▸ Dataset records
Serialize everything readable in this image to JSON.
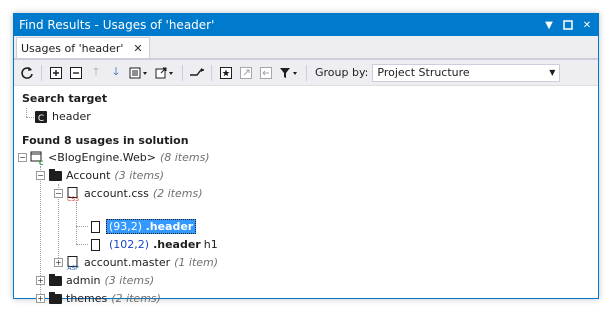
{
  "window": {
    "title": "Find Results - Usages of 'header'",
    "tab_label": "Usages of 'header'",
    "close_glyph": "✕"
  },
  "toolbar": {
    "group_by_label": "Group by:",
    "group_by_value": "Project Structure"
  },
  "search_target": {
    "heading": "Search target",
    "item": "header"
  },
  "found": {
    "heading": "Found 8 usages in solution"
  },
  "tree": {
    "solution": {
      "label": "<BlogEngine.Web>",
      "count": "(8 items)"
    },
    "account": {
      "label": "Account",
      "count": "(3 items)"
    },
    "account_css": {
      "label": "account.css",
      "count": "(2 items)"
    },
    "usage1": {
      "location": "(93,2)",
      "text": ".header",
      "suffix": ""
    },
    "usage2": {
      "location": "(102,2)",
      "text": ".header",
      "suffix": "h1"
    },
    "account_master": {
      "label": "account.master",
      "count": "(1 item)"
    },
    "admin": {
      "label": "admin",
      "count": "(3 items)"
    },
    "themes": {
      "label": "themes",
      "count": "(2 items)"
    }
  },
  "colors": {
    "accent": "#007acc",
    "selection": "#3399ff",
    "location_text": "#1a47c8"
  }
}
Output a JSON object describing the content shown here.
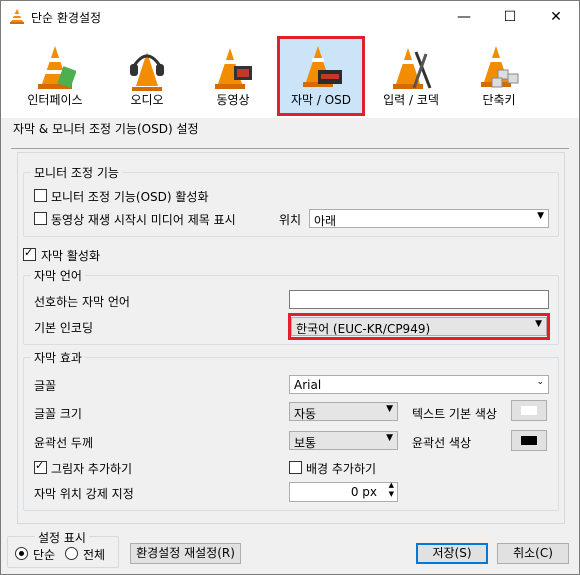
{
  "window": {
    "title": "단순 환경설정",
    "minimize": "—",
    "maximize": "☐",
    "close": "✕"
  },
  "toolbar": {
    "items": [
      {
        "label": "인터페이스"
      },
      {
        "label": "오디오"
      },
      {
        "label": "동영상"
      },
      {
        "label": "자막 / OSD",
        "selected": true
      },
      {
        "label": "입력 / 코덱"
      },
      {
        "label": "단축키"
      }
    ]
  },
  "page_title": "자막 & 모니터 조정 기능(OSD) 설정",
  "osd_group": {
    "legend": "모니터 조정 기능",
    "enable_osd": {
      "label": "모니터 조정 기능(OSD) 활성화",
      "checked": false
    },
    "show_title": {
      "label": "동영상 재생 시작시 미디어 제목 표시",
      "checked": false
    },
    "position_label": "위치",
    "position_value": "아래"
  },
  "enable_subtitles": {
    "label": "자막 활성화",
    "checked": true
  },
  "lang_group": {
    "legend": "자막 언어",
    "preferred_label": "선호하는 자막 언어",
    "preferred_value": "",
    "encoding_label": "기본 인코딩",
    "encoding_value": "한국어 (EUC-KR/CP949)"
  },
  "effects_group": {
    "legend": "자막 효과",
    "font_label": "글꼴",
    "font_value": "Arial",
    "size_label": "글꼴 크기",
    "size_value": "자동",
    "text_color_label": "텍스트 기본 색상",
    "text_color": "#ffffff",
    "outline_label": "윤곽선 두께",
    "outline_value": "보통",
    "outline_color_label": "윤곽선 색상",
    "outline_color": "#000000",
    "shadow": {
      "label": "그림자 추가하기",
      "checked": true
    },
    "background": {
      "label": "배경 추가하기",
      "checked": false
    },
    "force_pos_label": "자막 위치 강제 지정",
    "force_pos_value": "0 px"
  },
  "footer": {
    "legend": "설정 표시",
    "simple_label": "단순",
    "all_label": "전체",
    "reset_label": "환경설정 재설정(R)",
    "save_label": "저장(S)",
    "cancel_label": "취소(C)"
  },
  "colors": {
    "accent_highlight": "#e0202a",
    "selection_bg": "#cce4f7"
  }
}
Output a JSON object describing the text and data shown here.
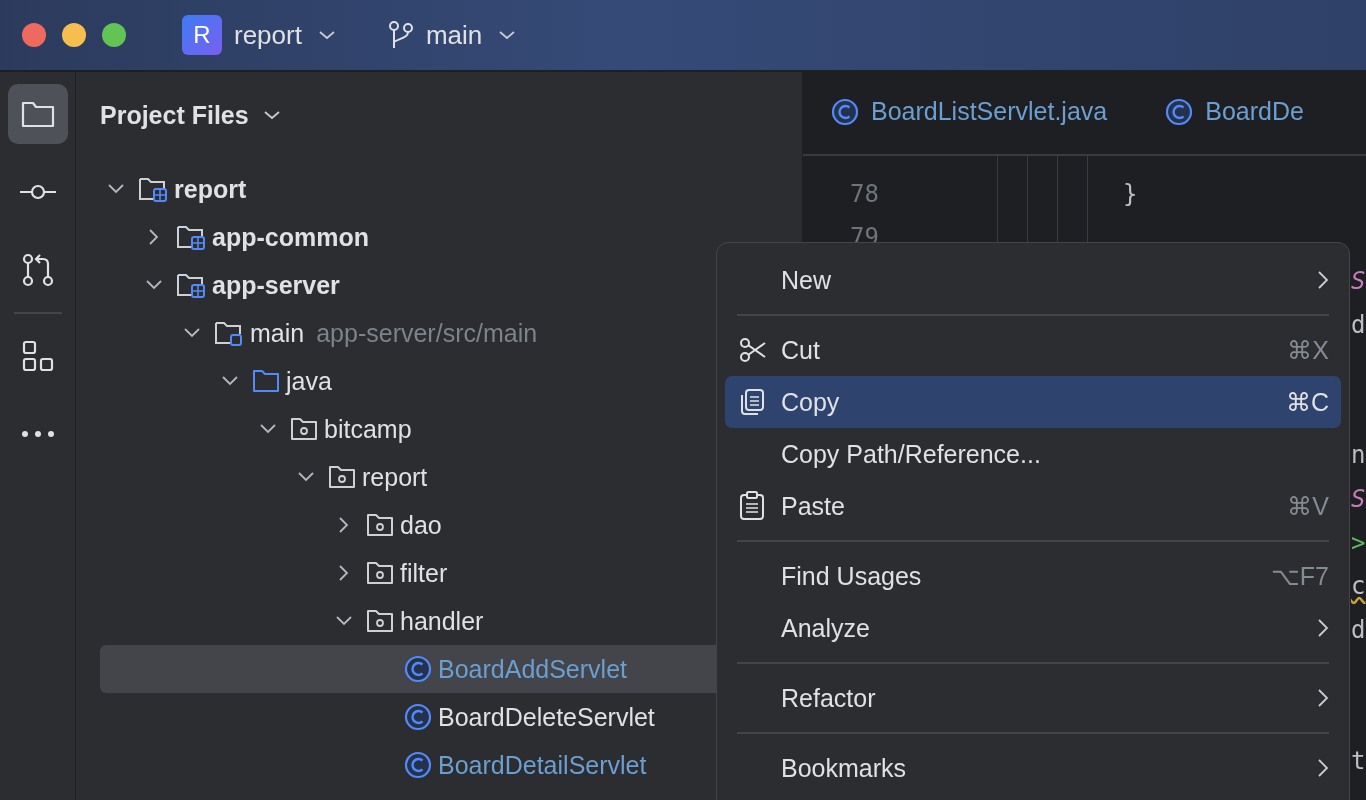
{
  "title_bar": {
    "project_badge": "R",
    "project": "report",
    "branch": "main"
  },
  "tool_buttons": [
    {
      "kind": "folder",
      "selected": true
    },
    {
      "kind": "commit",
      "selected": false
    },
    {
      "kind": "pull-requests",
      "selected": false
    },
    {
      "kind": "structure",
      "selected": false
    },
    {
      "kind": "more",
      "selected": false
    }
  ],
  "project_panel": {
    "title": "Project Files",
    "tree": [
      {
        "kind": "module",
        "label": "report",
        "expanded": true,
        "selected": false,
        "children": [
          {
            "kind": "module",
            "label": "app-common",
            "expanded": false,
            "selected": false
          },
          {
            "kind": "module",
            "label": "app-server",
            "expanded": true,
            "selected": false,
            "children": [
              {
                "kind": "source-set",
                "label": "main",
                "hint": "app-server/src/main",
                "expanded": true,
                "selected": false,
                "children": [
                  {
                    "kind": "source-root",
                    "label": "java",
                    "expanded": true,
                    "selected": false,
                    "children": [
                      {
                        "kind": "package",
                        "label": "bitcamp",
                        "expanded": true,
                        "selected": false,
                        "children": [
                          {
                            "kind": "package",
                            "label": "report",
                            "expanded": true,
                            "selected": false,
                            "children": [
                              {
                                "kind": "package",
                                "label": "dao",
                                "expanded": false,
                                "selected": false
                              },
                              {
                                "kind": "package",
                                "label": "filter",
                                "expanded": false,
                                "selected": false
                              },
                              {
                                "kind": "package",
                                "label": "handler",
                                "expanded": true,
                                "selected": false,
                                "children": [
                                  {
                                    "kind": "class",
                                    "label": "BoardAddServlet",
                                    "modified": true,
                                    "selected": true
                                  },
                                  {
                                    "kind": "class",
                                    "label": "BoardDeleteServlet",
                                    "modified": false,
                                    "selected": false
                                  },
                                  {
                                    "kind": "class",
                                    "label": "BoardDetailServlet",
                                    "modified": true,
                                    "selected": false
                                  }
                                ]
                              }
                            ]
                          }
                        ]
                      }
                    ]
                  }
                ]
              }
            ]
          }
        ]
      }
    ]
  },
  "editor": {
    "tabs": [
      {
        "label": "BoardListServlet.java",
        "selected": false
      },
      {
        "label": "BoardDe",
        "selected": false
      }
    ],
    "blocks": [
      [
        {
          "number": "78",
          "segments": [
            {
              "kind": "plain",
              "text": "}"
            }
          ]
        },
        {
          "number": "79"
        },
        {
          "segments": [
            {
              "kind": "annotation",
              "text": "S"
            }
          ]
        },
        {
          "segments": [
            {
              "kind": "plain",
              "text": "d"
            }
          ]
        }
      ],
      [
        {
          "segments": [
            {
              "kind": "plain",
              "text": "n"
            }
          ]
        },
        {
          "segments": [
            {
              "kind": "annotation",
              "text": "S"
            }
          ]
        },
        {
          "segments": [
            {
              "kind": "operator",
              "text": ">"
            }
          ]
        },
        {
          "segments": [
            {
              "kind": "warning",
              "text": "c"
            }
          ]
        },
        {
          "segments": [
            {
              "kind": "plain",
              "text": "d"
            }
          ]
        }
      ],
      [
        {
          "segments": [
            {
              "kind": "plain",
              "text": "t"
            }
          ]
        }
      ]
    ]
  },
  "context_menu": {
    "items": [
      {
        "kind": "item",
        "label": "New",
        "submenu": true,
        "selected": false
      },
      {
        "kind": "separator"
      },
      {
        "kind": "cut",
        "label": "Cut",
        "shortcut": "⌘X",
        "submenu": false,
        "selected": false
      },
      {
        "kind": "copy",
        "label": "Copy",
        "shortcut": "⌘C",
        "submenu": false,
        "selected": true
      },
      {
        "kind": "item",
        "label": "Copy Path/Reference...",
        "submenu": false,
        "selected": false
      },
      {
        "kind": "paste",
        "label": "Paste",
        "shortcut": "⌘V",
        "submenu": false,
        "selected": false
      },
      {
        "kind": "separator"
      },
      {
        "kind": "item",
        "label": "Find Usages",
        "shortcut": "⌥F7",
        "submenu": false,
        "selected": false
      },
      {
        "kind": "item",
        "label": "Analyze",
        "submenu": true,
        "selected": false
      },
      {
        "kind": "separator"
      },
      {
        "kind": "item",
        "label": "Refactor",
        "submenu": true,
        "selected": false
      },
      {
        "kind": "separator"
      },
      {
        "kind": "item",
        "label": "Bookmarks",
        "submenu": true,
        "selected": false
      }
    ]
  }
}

▸ To be done
Reproduce the whole listing exactly, but not the images in it.

▸ Correct answer
Serialize everything readable in this image to JSON.
{
  "window": {
    "title": "Find Results - Usages of 'header'",
    "tab_label": "Usages of 'header'",
    "close_glyph": "✕"
  },
  "toolbar": {
    "group_by_label": "Group by:",
    "group_by_value": "Project Structure"
  },
  "search_target": {
    "heading": "Search target",
    "item": "header"
  },
  "found": {
    "heading": "Found 8 usages in solution"
  },
  "tree": {
    "solution": {
      "label": "<BlogEngine.Web>",
      "count": "(8 items)"
    },
    "account": {
      "label": "Account",
      "count": "(3 items)"
    },
    "account_css": {
      "label": "account.css",
      "count": "(2 items)"
    },
    "usage1": {
      "location": "(93,2)",
      "text": ".header",
      "suffix": ""
    },
    "usage2": {
      "location": "(102,2)",
      "text": ".header",
      "suffix": "h1"
    },
    "account_master": {
      "label": "account.master",
      "count": "(1 item)"
    },
    "admin": {
      "label": "admin",
      "count": "(3 items)"
    },
    "themes": {
      "label": "themes",
      "count": "(2 items)"
    }
  },
  "colors": {
    "accent": "#007acc",
    "selection": "#3399ff",
    "location_text": "#1a47c8"
  }
}
Output a JSON object describing the content shown here.
{
  "window": {
    "title": "단순 환경설정",
    "minimize": "—",
    "maximize": "☐",
    "close": "✕"
  },
  "toolbar": {
    "items": [
      {
        "label": "인터페이스"
      },
      {
        "label": "오디오"
      },
      {
        "label": "동영상"
      },
      {
        "label": "자막 / OSD",
        "selected": true
      },
      {
        "label": "입력 / 코덱"
      },
      {
        "label": "단축키"
      }
    ]
  },
  "page_title": "자막 & 모니터 조정 기능(OSD) 설정",
  "osd_group": {
    "legend": "모니터 조정 기능",
    "enable_osd": {
      "label": "모니터 조정 기능(OSD) 활성화",
      "checked": false
    },
    "show_title": {
      "label": "동영상 재생 시작시 미디어 제목 표시",
      "checked": false
    },
    "position_label": "위치",
    "position_value": "아래"
  },
  "enable_subtitles": {
    "label": "자막 활성화",
    "checked": true
  },
  "lang_group": {
    "legend": "자막 언어",
    "preferred_label": "선호하는 자막 언어",
    "preferred_value": "",
    "encoding_label": "기본 인코딩",
    "encoding_value": "한국어 (EUC-KR/CP949)"
  },
  "effects_group": {
    "legend": "자막 효과",
    "font_label": "글꼴",
    "font_value": "Arial",
    "size_label": "글꼴 크기",
    "size_value": "자동",
    "text_color_label": "텍스트 기본 색상",
    "text_color": "#ffffff",
    "outline_label": "윤곽선 두께",
    "outline_value": "보통",
    "outline_color_label": "윤곽선 색상",
    "outline_color": "#000000",
    "shadow": {
      "label": "그림자 추가하기",
      "checked": true
    },
    "background": {
      "label": "배경 추가하기",
      "checked": false
    },
    "force_pos_label": "자막 위치 강제 지정",
    "force_pos_value": "0 px"
  },
  "footer": {
    "legend": "설정 표시",
    "simple_label": "단순",
    "all_label": "전체",
    "reset_label": "환경설정 재설정(R)",
    "save_label": "저장(S)",
    "cancel_label": "취소(C)"
  },
  "colors": {
    "accent_highlight": "#e0202a",
    "selection_bg": "#cce4f7"
  }
}
Output a JSON object describing the text and data shown here.
{
  "title_bar": {
    "project_badge": "R",
    "project": "report",
    "branch": "main"
  },
  "tool_buttons": [
    {
      "kind": "folder",
      "selected": true
    },
    {
      "kind": "commit",
      "selected": false
    },
    {
      "kind": "pull-requests",
      "selected": false
    },
    {
      "kind": "structure",
      "selected": false
    },
    {
      "kind": "more",
      "selected": false
    }
  ],
  "project_panel": {
    "title": "Project Files",
    "tree": [
      {
        "kind": "module",
        "label": "report",
        "expanded": true,
        "selected": false,
        "children": [
          {
            "kind": "module",
            "label": "app-common",
            "expanded": false,
            "selected": false
          },
          {
            "kind": "module",
            "label": "app-server",
            "expanded": true,
            "selected": false,
            "children": [
              {
                "kind": "source-set",
                "label": "main",
                "hint": "app-server/src/main",
                "expanded": true,
                "selected": false,
                "children": [
                  {
                    "kind": "source-root",
                    "label": "java",
                    "expanded": true,
                    "selected": false,
                    "children": [
                      {
                        "kind": "package",
                        "label": "bitcamp",
                        "expanded": true,
                        "selected": false,
                        "children": [
                          {
                            "kind": "package",
                            "label": "report",
                            "expanded": true,
                            "selected": false,
                            "children": [
                              {
                                "kind": "package",
                                "label": "dao",
                                "expanded": false,
                                "selected": false
                              },
                              {
                                "kind": "package",
                                "label": "filter",
                                "expanded": false,
                                "selected": false
                              },
                              {
                                "kind": "package",
                                "label": "handler",
                                "expanded": true,
                                "selected": false,
                                "children": [
                                  {
                                    "kind": "class",
                                    "label": "BoardAddServlet",
                                    "modified": true,
                                    "selected": true
                                  },
                                  {
                                    "kind": "class",
                                    "label": "BoardDeleteServlet",
                                    "modified": false,
                                    "selected": false
                                  },
                                  {
                                    "kind": "class",
                                    "label": "BoardDetailServlet",
                                    "modified": true,
                                    "selected": false
                                  }
                                ]
                              }
                            ]
                          }
                        ]
                      }
                    ]
                  }
                ]
              }
            ]
          }
        ]
      }
    ]
  },
  "editor": {
    "tabs": [
      {
        "label": "BoardListServlet.java",
        "selected": false
      },
      {
        "label": "BoardDe",
        "selected": false
      }
    ],
    "blocks": [
      [
        {
          "number": "78",
          "segments": [
            {
              "kind": "plain",
              "text": "}"
            }
          ]
        },
        {
          "number": "79"
        },
        {
          "segments": [
            {
              "kind": "annotation",
              "text": "S"
            }
          ]
        },
        {
          "segments": [
            {
              "kind": "plain",
              "text": "d"
            }
          ]
        }
      ],
      [
        {
          "segments": [
            {
              "kind": "plain",
              "text": "n"
            }
          ]
        },
        {
          "segments": [
            {
              "kind": "annotation",
              "text": "S"
            }
          ]
        },
        {
          "segments": [
            {
              "kind": "operator",
              "text": ">"
            }
          ]
        },
        {
          "segments": [
            {
              "kind": "warning",
              "text": "c"
            }
          ]
        },
        {
          "segments": [
            {
              "kind": "plain",
              "text": "d"
            }
          ]
        }
      ],
      [
        {
          "segments": [
            {
              "kind": "plain",
              "text": "t"
            }
          ]
        }
      ]
    ]
  },
  "context_menu": {
    "items": [
      {
        "kind": "item",
        "label": "New",
        "submenu": true,
        "selected": false
      },
      {
        "kind": "separator"
      },
      {
        "kind": "cut",
        "label": "Cut",
        "shortcut": "⌘X",
        "submenu": false,
        "selected": false
      },
      {
        "kind": "copy",
        "label": "Copy",
        "shortcut": "⌘C",
        "submenu": false,
        "selected": true
      },
      {
        "kind": "item",
        "label": "Copy Path/Reference...",
        "submenu": false,
        "selected": false
      },
      {
        "kind": "paste",
        "label": "Paste",
        "shortcut": "⌘V",
        "submenu": false,
        "selected": false
      },
      {
        "kind": "separator"
      },
      {
        "kind": "item",
        "label": "Find Usages",
        "shortcut": "⌥F7",
        "submenu": false,
        "selected": false
      },
      {
        "kind": "item",
        "label": "Analyze",
        "submenu": true,
        "selected": false
      },
      {
        "kind": "separator"
      },
      {
        "kind": "item",
        "label": "Refactor",
        "submenu": true,
        "selected": false
      },
      {
        "kind": "separator"
      },
      {
        "kind": "item",
        "label": "Bookmarks",
        "submenu": true,
        "selected": false
      }
    ]
  }
}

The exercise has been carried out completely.